▶ _Objective_
Only the number is wanted: count the lines in the data with "target" in them.

[Dataset records]
## Start
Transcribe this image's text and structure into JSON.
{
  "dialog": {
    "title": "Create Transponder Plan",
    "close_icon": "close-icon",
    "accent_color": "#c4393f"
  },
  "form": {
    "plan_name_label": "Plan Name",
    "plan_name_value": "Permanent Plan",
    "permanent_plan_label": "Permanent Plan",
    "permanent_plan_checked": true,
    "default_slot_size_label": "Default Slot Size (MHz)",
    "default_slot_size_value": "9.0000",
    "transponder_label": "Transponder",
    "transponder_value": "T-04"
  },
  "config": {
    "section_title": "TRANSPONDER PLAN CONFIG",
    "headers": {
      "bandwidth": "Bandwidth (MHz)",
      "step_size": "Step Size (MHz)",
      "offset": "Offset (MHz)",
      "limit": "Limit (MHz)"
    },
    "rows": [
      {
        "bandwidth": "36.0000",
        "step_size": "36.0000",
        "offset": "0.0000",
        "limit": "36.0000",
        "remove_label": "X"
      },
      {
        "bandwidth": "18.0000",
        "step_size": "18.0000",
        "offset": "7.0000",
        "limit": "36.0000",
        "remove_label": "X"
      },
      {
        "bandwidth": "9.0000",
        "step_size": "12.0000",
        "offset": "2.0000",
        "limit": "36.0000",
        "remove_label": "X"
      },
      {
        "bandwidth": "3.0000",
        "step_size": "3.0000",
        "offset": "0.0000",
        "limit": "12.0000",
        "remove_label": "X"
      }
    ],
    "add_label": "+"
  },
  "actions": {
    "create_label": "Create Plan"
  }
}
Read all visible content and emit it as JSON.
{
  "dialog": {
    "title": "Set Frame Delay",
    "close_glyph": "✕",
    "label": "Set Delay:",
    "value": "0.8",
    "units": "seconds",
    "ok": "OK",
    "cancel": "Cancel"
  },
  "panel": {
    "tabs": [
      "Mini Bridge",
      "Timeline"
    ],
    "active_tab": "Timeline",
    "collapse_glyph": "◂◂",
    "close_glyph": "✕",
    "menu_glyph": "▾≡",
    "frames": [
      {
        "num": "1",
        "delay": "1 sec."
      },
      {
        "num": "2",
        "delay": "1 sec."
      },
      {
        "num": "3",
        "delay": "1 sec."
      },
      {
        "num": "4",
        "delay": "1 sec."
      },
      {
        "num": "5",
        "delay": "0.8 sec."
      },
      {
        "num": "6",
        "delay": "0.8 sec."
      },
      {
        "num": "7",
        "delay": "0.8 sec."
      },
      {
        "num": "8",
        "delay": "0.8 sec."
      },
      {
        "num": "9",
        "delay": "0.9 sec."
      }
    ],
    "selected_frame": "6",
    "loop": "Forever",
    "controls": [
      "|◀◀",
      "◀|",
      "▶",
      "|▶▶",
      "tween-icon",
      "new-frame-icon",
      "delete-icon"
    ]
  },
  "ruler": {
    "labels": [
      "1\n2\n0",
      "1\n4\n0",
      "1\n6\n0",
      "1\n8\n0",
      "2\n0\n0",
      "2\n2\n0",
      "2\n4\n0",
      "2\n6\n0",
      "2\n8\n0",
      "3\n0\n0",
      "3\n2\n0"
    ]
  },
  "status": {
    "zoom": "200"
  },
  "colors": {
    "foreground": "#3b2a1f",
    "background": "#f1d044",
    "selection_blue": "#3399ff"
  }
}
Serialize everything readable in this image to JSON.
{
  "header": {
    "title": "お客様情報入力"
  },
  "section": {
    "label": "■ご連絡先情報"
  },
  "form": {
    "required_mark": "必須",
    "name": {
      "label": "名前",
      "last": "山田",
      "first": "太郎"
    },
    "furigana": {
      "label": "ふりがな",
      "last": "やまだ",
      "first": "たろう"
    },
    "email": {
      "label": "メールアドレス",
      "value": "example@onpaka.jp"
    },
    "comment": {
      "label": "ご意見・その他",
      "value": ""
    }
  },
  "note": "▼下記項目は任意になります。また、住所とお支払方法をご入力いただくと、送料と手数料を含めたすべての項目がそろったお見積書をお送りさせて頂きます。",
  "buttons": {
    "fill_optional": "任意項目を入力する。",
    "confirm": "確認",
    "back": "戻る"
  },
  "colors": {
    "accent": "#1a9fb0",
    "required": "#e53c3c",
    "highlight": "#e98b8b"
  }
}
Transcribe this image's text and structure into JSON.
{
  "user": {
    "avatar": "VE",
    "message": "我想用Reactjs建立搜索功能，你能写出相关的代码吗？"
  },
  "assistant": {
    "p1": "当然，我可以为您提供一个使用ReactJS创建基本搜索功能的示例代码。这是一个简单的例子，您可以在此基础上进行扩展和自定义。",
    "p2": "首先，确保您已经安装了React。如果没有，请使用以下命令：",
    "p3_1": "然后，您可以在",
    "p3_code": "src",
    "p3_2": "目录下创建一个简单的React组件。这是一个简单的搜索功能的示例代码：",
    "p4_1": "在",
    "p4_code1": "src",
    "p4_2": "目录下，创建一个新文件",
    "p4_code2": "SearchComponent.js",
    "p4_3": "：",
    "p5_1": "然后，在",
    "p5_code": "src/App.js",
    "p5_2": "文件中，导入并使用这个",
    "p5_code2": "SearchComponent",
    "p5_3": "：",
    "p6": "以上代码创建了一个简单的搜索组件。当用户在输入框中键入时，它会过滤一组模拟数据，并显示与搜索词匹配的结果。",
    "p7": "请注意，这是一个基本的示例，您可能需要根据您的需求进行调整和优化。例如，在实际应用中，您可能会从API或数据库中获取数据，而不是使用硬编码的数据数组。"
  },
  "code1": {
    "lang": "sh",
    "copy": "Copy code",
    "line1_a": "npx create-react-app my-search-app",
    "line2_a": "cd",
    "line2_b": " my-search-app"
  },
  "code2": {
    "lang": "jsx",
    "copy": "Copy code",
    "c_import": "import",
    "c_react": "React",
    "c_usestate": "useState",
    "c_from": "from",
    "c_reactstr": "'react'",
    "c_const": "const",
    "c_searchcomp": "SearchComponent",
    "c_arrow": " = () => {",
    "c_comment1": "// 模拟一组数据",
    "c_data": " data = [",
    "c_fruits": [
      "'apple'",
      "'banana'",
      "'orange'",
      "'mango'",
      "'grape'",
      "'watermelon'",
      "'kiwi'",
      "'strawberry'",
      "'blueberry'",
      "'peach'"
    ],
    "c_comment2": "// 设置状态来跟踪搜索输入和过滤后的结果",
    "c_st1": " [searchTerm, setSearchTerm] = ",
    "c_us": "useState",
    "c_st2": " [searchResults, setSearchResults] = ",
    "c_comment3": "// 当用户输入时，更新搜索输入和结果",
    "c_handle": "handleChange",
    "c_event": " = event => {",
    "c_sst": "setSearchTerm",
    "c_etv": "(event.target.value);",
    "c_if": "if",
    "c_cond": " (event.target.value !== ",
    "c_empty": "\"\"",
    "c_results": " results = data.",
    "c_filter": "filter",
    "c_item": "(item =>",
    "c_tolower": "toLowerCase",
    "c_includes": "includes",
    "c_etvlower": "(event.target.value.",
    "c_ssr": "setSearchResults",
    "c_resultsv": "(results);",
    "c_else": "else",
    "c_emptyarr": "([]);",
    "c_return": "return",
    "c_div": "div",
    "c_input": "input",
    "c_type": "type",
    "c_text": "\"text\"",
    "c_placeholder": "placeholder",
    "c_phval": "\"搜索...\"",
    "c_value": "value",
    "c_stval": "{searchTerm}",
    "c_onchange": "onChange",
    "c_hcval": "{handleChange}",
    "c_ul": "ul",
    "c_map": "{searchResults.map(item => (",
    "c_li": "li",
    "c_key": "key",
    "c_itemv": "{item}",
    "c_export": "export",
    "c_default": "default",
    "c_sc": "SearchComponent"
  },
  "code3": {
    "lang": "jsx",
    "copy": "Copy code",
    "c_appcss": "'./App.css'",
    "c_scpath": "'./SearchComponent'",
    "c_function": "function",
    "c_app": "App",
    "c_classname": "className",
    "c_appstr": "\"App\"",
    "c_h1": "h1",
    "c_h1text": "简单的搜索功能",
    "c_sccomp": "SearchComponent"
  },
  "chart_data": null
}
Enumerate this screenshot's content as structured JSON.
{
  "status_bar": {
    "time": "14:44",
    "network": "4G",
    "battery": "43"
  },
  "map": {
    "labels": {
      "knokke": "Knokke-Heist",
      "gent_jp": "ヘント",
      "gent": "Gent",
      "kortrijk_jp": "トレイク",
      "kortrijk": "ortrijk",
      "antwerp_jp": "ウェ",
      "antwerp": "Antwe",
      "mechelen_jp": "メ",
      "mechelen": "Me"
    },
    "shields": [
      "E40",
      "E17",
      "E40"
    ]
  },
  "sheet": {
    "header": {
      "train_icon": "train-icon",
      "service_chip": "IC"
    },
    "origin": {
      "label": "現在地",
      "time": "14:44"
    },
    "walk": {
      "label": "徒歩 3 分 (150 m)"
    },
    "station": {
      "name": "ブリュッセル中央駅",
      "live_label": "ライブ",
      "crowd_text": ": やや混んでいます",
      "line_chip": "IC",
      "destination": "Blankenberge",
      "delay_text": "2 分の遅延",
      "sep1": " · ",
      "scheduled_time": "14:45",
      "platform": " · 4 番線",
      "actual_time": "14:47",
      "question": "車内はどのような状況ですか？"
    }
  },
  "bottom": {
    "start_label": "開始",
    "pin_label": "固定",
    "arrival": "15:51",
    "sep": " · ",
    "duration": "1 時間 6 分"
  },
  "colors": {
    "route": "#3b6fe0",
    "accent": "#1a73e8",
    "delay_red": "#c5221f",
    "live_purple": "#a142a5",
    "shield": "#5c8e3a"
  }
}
## End
▶ _Answer to this exercise_
3